### [EXERCISE]
Translate this sentence from the text below about portraits of Calvin into Spanish: "As he ages, Calvin appears increasingly gaunt and haggard in most of the paintings, no doubt indicative of his declining health."

Luther left behind a plaster death mask. I've seen it, and its rather creepy because Luther was so swollen at death. But we know what Luther actually looked like. My assumption has always been that the best (most accurate) likeness of Calvin is the drawing with his name in Latin (picture one, row one, and picture two, row two).
As he ages, Calvin appears increasingly gaunt and haggard in most of the paintings, no doubt indicative of his declining health. But his familiar cap, Z.Z. Top beard, and fur collar are consistent throughout.
I'd want someone to paint my portrait when I was about thirty, had hair, and was still in somewhat decent shape. I'll bet Calvin would prefer the first portrait in row five. But that's sure not how most people think of him.
Reader Comments (12)
Anyway as for Calvin, there is also this one, which is contemporary:
http://en.wikipedia.org/wiki/File:Portrait_john_calvin.jpg
And this one (which I'd never seen before):
https://www.akg-prints.com/categories/1/products/4929
Among many others.
I have always fancied the engraving as representing well what he looked like at 53 also. It's meant to be Boyvin which makes it also contemporary, but I might guess the first portrait linked to was it's source, as they look very similar.
The first in the third row is far later than Calvin's own life and would not be accurate. It's attributed to Sheffer, so too late.
I was going to guess the second in that row not to be contemporary also, but it's attributed to Titian-so it would indeed be contemporary-but accurate?? It looks so different from the others.
The second in the fourth row looks right stylewise to come from Calvin's early life, but could also be later. Don't know who painted it.
The first in the last row is attributed to Holbein, so would also be in the right time frame.
The remaining ones are all from the same source. One is the original and the others are copies, or they are all copies of another work. Wondering if the one in the second link above isn't the source of them all...given some time one might be able to figure it out. Fun stuff!
(Kidney stones, ouch. My FIL is a bull of a man and those put him on his knees. May it never be.)
http://tinyurl.com/12jc001
http://tinyurl.com/12jc002
http://tinyurl.com/12jc003
Luther actually made the statement, that he wanted his books destroyed, because he felt that people would read them, and not their Bibles. He was, however, most proud of his translation of the Bible into German, thus enabeling the shoemaker and the house wife to have more knowledge in the Scriptures than many of the priest's.
Regarding Luther's face being so swollen at his death, I'm sure that much of that had to do with his love of sausages.
I'm a WELS Lutheran, and you cannot even imagine how much these folks love and eat Brautwurst. That, and beer!
Thanks to both Calvin and Luther for their fine contributions regarding the doctrine of justifiaction. The church stands or falls on this issue.

### [MATERIAL]

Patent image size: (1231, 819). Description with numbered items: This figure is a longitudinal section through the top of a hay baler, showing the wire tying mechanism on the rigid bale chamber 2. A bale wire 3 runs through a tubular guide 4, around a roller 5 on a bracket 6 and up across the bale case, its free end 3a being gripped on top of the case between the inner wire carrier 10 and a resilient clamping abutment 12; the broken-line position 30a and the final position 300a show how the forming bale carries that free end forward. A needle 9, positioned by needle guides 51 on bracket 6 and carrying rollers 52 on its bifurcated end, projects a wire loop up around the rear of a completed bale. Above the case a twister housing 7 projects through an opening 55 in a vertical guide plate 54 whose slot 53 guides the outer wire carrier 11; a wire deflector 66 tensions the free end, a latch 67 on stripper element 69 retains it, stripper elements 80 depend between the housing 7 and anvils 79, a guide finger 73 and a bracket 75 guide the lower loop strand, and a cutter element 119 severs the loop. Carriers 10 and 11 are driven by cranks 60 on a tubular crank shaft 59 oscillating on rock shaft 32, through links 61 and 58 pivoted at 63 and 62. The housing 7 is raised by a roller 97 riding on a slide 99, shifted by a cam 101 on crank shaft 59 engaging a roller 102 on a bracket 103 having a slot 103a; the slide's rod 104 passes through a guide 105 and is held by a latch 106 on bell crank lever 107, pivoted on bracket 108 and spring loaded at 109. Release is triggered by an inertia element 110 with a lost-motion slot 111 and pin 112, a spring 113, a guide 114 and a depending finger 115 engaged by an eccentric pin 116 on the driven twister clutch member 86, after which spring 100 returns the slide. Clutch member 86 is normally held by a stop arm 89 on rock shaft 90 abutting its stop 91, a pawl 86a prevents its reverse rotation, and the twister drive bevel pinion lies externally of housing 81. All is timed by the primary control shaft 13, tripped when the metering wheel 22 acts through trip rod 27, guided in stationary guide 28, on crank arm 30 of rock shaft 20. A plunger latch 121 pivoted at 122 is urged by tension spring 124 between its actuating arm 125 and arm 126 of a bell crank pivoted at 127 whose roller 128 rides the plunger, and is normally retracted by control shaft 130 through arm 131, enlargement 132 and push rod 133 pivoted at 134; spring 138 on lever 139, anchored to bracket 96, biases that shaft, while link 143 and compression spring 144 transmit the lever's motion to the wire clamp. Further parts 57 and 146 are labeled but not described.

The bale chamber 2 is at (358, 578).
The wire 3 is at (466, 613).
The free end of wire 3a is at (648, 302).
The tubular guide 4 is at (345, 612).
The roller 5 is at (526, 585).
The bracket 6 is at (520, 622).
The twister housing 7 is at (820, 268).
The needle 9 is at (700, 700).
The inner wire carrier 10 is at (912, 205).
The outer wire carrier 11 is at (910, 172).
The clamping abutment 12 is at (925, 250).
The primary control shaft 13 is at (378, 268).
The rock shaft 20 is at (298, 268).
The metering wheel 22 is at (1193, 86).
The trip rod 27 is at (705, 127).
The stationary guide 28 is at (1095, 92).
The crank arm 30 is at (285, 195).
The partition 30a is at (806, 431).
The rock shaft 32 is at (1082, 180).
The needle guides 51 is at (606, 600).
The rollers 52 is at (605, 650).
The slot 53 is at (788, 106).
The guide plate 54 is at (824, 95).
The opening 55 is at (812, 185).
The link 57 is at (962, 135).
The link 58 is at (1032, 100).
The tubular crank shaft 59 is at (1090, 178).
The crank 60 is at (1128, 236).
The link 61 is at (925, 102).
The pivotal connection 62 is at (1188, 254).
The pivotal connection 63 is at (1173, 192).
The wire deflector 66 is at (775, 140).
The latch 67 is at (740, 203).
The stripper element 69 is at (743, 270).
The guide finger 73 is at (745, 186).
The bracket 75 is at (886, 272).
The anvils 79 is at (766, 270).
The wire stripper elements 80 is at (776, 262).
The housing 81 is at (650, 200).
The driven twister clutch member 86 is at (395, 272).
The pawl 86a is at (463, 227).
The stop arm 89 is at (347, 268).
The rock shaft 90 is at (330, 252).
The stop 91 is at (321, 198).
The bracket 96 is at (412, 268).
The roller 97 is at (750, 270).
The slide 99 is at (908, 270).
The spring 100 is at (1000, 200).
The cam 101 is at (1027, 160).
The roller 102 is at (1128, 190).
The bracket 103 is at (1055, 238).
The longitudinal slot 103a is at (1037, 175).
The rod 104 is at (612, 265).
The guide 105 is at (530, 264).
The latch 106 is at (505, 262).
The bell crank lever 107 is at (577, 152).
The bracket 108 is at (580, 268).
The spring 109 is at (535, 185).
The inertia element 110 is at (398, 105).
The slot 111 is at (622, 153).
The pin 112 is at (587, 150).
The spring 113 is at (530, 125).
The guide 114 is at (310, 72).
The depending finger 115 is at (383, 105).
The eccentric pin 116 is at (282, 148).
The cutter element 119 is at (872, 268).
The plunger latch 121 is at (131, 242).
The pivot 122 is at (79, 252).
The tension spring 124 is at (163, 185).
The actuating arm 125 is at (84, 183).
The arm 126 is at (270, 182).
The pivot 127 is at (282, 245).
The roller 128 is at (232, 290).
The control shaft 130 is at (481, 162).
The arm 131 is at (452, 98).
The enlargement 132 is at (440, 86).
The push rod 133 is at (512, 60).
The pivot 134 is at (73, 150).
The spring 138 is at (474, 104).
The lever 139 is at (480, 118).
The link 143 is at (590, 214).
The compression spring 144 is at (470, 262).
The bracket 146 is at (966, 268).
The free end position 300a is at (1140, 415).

### [SOLUTION TO THIS TASK]
A medida que envejece, Calvino aparece cada vez más enjuto y demacrado en la mayoría de las pinturas, lo que sin duda refleja el deterioro de su salud.